Task -
Work out how many lines in the entries contain the string "whole", and give nothing but that number.
---------- Provided records ----------
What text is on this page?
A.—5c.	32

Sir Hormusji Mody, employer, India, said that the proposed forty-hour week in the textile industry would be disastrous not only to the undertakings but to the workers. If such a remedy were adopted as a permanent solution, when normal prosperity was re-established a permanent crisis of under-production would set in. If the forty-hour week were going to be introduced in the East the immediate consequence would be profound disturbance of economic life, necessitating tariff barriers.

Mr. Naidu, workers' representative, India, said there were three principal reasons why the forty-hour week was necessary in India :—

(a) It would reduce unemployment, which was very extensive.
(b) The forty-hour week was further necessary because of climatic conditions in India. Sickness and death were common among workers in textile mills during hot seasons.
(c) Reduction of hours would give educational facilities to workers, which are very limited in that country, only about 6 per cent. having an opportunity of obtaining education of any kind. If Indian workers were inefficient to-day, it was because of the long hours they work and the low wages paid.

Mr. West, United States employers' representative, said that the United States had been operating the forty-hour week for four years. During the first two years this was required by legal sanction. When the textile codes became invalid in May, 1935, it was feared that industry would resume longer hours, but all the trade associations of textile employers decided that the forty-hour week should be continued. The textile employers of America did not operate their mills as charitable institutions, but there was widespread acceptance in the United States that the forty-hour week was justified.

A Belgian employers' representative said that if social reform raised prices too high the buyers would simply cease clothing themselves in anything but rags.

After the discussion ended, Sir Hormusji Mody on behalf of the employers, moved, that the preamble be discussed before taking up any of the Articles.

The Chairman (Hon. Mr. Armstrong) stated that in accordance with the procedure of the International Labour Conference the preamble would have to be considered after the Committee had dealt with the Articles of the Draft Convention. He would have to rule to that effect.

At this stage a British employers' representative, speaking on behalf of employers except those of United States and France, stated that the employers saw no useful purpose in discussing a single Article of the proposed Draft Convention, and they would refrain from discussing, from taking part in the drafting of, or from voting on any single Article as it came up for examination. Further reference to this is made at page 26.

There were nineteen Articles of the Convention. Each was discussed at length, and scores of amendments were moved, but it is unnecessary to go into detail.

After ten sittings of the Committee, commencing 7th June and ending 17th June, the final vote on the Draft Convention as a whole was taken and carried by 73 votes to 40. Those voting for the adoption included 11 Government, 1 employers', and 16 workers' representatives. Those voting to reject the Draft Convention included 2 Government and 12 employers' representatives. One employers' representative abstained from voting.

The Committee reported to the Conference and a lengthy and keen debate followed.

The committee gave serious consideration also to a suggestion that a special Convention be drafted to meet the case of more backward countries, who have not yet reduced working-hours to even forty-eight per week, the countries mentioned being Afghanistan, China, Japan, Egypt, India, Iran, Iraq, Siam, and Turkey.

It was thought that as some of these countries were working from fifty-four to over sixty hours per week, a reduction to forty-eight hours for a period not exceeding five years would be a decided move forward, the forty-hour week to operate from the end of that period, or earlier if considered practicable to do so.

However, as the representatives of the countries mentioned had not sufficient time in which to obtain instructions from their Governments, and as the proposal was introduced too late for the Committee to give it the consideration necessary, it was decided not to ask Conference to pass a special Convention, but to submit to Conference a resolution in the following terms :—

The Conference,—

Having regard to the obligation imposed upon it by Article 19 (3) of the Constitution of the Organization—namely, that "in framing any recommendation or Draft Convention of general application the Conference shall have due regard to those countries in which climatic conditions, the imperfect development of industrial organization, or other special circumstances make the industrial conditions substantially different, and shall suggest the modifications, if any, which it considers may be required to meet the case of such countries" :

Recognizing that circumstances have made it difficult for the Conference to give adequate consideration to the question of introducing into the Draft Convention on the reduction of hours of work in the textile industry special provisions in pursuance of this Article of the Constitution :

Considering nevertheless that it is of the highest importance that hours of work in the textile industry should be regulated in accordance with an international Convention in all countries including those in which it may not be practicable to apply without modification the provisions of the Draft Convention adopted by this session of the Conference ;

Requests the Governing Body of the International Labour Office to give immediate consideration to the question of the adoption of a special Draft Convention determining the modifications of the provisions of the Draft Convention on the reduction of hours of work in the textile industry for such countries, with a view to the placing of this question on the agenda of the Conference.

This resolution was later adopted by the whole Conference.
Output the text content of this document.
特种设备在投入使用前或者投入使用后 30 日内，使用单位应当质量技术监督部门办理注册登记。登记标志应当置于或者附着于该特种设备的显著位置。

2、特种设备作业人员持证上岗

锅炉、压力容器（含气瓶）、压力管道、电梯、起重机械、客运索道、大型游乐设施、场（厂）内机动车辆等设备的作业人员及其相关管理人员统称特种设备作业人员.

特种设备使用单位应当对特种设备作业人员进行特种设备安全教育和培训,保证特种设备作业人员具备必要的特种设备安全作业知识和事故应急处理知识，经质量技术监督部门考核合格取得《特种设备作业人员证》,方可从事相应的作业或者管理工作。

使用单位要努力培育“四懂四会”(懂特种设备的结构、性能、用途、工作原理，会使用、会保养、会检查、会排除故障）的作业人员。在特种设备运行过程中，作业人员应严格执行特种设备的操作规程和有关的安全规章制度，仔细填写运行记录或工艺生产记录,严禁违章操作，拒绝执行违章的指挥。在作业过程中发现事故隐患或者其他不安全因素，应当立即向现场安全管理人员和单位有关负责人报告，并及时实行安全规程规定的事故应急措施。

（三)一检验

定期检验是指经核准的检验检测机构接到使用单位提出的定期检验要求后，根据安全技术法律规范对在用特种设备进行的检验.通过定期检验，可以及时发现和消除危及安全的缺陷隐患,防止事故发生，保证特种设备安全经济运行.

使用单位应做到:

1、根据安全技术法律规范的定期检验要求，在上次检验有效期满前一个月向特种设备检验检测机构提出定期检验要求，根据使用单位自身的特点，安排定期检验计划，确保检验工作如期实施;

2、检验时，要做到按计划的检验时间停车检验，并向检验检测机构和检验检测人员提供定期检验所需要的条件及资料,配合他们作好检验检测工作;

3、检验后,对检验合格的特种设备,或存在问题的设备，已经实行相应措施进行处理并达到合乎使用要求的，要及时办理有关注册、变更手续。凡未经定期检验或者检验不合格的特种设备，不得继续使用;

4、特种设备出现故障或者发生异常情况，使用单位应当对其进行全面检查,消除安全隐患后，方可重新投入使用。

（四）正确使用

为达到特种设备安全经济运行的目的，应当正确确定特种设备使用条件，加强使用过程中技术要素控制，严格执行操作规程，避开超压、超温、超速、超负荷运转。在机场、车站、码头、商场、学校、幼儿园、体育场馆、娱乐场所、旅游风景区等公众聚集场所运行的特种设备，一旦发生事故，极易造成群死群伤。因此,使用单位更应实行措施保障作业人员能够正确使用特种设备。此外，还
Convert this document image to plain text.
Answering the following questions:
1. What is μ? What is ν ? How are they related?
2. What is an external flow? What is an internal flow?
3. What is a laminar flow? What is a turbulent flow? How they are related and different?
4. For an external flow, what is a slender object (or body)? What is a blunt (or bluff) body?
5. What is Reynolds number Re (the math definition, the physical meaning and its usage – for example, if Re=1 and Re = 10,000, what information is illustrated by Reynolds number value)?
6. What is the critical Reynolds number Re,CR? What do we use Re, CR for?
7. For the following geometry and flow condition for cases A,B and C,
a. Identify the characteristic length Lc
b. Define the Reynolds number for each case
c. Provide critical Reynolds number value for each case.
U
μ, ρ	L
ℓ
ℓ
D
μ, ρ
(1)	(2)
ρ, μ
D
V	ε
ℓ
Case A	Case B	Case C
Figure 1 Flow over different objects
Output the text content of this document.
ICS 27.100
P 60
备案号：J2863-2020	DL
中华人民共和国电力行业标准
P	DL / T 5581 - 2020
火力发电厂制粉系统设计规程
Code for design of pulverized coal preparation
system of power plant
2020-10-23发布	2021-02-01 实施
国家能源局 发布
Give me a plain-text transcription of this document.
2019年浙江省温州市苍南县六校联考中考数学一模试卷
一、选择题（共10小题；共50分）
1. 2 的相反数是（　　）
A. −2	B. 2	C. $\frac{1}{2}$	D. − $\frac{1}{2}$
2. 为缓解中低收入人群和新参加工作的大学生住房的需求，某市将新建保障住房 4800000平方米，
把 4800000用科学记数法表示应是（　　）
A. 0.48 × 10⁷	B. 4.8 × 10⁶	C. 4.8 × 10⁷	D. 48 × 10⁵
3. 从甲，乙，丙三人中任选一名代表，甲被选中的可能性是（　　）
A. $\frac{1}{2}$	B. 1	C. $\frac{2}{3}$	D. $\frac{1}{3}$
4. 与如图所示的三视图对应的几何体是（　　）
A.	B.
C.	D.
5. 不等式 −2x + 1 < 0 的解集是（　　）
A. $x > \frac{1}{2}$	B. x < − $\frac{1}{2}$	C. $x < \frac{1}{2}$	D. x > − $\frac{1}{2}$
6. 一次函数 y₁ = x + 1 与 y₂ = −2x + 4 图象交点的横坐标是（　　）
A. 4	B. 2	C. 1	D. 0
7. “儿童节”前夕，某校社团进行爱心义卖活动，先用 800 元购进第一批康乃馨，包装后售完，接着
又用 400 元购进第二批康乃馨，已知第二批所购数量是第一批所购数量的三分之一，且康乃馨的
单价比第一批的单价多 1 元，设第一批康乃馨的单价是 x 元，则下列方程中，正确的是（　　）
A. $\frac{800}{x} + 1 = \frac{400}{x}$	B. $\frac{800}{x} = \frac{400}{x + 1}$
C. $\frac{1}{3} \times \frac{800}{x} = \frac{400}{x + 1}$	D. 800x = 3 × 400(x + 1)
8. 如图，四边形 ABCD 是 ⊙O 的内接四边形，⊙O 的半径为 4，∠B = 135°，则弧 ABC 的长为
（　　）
----------
The reply -
2